The request: The exercise asks for every line of the data to be reproduced exactly.

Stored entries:
+++

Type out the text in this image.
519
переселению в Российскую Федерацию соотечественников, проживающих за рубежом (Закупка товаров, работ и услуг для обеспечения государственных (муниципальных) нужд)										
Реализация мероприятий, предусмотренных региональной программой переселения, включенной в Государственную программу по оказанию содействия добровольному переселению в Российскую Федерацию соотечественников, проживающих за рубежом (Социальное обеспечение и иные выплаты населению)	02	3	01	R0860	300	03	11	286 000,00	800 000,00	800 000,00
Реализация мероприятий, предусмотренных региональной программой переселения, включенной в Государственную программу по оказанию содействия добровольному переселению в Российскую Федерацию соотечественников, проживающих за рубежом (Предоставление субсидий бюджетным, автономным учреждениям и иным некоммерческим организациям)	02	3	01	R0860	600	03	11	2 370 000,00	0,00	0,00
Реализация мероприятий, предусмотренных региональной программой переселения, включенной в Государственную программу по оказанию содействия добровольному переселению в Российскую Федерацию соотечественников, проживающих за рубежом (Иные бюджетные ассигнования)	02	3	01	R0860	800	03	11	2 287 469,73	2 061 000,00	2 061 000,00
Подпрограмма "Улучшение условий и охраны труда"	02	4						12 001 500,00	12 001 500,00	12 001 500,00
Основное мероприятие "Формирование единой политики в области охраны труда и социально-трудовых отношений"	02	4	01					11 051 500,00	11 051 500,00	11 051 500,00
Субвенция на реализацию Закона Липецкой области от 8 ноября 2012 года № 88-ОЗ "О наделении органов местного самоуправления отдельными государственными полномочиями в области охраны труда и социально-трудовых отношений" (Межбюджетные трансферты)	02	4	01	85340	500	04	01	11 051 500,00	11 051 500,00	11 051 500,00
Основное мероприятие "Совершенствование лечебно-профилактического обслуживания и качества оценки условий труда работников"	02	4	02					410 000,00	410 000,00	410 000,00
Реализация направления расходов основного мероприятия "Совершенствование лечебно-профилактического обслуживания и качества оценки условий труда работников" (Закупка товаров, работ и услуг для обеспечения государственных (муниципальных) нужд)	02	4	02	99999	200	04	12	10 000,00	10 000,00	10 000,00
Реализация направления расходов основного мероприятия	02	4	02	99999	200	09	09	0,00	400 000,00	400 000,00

+++

Exercise result:
Type out the text in this image.
519
переселению в Российскую Федерацию соотечественников, проживающих за рубежом (Закупка товаров, работ и услуг для обеспечения государственных (муниципальных) нужд)										
Реализация мероприятий, предусмотренных региональной программой переселения, включенной в Государственную программу по оказанию содействия добровольному переселению в Российскую Федерацию соотечественников, проживающих за рубежом (Социальное обеспечение и иные выплаты населению)	02	3	01	R0860	300	03	11	286 000,00	800 000,00	800 000,00
Реализация мероприятий, предусмотренных региональной программой переселения, включенной в Государственную программу по оказанию содействия добровольному переселению в Российскую Федерацию соотечественников, проживающих за рубежом (Предоставление субсидий бюджетным, автономным учреждениям и иным некоммерческим организациям)	02	3	01	R0860	600	03	11	2 370 000,00	0,00	0,00
Реализация мероприятий, предусмотренных региональной программой переселения, включенной в Государственную программу по оказанию содействия добровольному переселению в Российскую Федерацию соотечественников, проживающих за рубежом (Иные бюджетные ассигнования)	02	3	01	R0860	800	03	11	2 287 469,73	2 061 000,00	2 061 000,00
Подпрограмма "Улучшение условий и охраны труда"	02	4						12 001 500,00	12 001 500,00	12 001 500,00
Основное мероприятие "Формирование единой политики в области охраны труда и социально-трудовых отношений"	02	4	01					11 051 500,00	11 051 500,00	11 051 500,00
Субвенция на реализацию Закона Липецкой области от 8 ноября 2012 года № 88-ОЗ "О наделении органов местного самоуправления отдельными государственными полномочиями в области охраны труда и социально-трудовых отношений" (Межбюджетные трансферты)	02	4	01	85340	500	04	01	11 051 500,00	11 051 500,00	11 051 500,00
Основное мероприятие "Совершенствование лечебно-профилактического обслуживания и качества оценки условий труда работников"	02	4	02					410 000,00	410 000,00	410 000,00
Реализация направления расходов основного мероприятия "Совершенствование лечебно-профилактического обслуживания и качества оценки условий труда работников" (Закупка товаров, работ и услуг для обеспечения государственных (муниципальных) нужд)	02	4	02	99999	200	04	12	10 000,00	10 000,00	10 000,00
Реализация направления расходов основного мероприятия	02	4	02	99999	200	09	09	0,00	400 000,00	400 000,00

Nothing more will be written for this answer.